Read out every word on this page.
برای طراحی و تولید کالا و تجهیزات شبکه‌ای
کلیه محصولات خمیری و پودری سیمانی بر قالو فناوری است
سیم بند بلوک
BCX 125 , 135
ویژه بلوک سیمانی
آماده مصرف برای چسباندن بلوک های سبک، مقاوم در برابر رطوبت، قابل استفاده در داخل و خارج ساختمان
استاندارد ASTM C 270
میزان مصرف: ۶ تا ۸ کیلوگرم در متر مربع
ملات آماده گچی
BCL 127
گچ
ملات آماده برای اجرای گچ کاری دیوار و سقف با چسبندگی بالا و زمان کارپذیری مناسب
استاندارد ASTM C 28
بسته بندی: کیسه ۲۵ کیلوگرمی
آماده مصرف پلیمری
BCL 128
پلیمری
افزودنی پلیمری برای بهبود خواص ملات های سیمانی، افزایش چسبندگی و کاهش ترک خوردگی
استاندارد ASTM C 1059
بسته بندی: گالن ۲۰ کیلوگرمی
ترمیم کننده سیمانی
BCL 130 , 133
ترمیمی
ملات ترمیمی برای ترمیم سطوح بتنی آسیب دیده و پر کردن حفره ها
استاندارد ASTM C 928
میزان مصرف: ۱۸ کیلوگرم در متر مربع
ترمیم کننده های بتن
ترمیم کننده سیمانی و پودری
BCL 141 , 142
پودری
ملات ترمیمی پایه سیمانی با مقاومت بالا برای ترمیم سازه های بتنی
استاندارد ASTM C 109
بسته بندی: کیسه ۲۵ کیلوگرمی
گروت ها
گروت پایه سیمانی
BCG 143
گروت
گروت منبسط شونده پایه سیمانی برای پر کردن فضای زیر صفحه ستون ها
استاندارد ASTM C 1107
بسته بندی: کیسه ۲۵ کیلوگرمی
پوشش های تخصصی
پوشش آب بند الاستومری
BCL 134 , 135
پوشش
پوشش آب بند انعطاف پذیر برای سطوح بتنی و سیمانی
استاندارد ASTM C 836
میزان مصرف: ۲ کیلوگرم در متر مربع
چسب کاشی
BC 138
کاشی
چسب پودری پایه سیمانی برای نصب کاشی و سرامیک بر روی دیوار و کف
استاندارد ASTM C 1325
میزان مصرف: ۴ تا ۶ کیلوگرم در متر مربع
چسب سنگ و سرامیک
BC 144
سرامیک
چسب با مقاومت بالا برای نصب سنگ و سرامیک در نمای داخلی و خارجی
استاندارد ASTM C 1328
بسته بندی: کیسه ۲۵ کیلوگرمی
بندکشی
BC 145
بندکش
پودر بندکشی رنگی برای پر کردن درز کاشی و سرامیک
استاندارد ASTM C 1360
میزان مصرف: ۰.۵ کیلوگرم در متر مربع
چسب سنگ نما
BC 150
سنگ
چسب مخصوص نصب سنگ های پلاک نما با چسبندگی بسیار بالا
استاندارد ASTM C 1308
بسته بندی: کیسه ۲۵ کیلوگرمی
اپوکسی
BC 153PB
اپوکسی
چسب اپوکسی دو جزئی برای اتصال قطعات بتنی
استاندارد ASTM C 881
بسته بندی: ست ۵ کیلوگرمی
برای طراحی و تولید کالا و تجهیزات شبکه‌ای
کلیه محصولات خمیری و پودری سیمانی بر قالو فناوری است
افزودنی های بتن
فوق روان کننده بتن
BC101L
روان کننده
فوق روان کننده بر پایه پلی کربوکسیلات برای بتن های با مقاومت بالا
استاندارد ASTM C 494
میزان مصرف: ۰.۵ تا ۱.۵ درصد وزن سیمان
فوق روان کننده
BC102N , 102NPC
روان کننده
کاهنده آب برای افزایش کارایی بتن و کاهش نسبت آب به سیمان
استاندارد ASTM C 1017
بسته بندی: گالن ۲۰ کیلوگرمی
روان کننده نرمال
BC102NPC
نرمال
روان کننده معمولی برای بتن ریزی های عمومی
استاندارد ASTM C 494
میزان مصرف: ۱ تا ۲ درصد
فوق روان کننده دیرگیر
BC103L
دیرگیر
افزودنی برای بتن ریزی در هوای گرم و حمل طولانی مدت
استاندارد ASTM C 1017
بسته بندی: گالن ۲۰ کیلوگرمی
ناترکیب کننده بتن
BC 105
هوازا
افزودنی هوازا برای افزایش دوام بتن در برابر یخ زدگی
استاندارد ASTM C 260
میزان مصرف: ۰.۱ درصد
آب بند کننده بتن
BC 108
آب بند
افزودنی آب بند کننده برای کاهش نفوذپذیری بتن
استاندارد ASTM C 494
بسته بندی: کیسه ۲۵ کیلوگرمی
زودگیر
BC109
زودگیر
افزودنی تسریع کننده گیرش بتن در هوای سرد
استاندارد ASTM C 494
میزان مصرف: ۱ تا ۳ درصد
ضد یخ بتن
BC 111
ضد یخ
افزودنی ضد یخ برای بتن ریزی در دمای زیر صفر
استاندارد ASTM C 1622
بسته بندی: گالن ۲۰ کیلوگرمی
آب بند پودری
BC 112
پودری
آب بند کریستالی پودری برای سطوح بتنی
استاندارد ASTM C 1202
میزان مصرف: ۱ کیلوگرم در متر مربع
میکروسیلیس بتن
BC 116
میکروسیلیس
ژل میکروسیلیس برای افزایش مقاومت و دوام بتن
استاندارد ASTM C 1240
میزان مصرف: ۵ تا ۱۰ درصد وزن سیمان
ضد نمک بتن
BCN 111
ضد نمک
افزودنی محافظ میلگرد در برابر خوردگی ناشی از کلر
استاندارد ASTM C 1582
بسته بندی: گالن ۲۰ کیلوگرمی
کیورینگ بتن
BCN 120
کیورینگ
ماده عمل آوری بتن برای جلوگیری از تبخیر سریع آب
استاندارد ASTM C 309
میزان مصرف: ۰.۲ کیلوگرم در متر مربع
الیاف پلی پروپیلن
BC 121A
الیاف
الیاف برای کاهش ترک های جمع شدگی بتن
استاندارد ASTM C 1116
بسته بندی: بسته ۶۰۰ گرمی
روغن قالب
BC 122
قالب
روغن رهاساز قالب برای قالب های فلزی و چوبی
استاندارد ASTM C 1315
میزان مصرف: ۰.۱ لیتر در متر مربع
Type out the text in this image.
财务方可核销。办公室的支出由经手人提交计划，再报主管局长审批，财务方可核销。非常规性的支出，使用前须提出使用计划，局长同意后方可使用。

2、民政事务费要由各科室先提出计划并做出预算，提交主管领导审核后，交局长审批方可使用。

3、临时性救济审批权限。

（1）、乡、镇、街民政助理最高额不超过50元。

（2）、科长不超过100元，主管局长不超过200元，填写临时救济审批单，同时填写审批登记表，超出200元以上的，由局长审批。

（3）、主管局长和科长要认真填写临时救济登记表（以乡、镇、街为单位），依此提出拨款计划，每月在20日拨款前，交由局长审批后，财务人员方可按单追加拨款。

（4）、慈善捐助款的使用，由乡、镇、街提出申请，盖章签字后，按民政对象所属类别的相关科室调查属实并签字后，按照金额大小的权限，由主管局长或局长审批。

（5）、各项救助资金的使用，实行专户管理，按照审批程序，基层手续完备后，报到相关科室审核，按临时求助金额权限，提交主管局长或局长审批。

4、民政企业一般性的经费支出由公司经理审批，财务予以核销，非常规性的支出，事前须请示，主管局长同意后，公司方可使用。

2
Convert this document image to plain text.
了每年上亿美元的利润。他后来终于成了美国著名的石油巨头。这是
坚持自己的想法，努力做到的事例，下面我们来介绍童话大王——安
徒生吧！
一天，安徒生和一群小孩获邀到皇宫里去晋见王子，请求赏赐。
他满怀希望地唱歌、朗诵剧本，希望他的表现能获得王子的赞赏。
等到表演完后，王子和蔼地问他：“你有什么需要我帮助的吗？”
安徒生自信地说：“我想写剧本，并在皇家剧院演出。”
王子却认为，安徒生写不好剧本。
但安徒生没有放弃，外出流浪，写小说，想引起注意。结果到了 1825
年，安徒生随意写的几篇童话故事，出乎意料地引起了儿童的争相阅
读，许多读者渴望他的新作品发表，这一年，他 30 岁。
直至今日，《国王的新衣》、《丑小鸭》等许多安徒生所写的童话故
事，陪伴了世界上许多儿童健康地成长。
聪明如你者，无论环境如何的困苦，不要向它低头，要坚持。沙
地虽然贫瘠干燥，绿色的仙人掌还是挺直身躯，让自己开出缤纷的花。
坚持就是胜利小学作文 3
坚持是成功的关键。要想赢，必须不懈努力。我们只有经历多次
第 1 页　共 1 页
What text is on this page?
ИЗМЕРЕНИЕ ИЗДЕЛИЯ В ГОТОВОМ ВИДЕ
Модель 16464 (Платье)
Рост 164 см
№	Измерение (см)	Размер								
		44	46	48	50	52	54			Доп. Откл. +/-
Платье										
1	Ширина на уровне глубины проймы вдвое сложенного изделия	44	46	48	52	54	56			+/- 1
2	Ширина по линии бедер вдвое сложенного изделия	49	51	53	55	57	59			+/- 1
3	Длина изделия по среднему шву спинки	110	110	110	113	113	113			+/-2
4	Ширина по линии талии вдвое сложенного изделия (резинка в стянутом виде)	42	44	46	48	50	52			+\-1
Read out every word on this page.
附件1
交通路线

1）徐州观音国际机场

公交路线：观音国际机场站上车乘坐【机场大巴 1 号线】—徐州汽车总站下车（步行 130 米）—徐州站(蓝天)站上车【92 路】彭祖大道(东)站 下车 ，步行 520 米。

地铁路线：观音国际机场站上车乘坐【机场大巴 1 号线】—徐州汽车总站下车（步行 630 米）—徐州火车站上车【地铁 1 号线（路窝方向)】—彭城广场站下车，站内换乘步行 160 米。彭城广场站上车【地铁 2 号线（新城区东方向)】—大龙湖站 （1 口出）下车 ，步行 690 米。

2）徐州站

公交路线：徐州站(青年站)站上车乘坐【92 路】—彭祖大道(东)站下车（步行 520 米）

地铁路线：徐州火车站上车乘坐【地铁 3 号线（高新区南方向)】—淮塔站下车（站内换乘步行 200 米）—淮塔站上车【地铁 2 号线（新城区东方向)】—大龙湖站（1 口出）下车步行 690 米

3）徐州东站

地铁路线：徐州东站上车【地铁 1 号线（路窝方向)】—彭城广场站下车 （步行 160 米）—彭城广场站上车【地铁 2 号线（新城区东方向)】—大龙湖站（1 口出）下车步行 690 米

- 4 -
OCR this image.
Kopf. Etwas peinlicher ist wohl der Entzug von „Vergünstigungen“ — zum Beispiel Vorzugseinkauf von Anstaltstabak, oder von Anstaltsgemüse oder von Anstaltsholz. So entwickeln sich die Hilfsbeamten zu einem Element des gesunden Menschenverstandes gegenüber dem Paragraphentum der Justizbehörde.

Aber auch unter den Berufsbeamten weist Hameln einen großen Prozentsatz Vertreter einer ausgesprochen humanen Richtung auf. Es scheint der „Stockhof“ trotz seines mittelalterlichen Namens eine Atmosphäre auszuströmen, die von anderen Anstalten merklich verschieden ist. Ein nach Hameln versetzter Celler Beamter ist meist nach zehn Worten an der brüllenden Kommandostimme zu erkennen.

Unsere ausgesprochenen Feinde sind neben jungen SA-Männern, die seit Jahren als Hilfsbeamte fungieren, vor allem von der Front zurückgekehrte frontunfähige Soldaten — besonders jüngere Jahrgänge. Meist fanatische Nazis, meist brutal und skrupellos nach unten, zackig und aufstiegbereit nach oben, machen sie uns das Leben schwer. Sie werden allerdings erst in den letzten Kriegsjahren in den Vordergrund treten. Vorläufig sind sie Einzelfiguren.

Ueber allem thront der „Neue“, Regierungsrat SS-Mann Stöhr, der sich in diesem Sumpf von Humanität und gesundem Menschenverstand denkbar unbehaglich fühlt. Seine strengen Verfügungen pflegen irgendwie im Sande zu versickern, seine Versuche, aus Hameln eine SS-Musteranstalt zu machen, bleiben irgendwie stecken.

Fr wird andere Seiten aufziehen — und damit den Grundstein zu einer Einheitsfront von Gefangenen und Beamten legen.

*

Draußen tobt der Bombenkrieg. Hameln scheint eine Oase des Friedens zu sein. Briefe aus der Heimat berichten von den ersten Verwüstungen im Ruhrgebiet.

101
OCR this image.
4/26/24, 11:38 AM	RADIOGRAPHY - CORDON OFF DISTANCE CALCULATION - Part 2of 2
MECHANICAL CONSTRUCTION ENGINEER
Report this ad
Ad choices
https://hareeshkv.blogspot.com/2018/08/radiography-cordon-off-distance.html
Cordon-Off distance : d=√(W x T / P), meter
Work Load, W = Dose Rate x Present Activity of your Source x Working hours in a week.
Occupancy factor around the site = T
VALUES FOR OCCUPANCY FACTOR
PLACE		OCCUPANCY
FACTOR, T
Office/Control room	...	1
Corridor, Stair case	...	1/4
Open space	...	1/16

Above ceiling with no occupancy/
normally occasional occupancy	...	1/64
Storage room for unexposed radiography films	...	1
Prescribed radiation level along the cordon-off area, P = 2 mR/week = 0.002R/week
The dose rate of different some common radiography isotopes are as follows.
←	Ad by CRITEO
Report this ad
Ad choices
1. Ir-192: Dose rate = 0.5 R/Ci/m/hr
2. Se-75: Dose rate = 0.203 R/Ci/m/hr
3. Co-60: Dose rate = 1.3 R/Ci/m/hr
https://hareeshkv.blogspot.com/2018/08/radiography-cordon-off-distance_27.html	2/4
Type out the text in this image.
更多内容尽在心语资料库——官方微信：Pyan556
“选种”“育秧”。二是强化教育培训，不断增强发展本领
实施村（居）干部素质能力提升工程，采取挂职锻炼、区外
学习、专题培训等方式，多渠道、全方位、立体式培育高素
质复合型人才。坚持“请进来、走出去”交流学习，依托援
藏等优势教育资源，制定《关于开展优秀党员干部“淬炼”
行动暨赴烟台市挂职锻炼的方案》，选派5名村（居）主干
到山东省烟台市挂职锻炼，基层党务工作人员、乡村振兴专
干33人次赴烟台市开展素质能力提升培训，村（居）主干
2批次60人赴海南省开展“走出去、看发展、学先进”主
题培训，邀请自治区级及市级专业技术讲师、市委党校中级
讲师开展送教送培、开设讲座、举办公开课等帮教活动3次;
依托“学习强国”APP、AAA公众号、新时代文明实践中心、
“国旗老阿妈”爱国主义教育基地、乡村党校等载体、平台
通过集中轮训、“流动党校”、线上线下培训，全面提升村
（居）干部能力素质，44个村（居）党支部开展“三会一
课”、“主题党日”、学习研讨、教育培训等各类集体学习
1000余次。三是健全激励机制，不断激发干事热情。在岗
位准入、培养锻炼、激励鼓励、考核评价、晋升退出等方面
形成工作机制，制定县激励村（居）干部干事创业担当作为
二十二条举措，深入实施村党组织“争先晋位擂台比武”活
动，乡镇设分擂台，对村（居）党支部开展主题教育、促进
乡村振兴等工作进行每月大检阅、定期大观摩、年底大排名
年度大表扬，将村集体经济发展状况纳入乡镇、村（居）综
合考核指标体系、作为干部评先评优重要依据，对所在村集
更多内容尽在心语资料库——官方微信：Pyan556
◇ ◇ ◇
Problem description:
Pick out and copy the lines of the material that include the word "ملات".

Solution below:
ملات آماده گچی
ملات آماده برای اجرای گچ کاری دیوار و سقف با چسبندگی بالا و زمان کارپذیری مناسب
افزودنی پلیمری برای بهبود خواص ملات های سیمانی، افزایش چسبندگی و کاهش ترک خوردگی
ملات ترمیمی برای ترمیم سطوح بتنی آسیب دیده و پر کردن حفره ها
ملات ترمیمی پایه سیمانی با مقاومت بالا برای ترمیم سازه های بتنی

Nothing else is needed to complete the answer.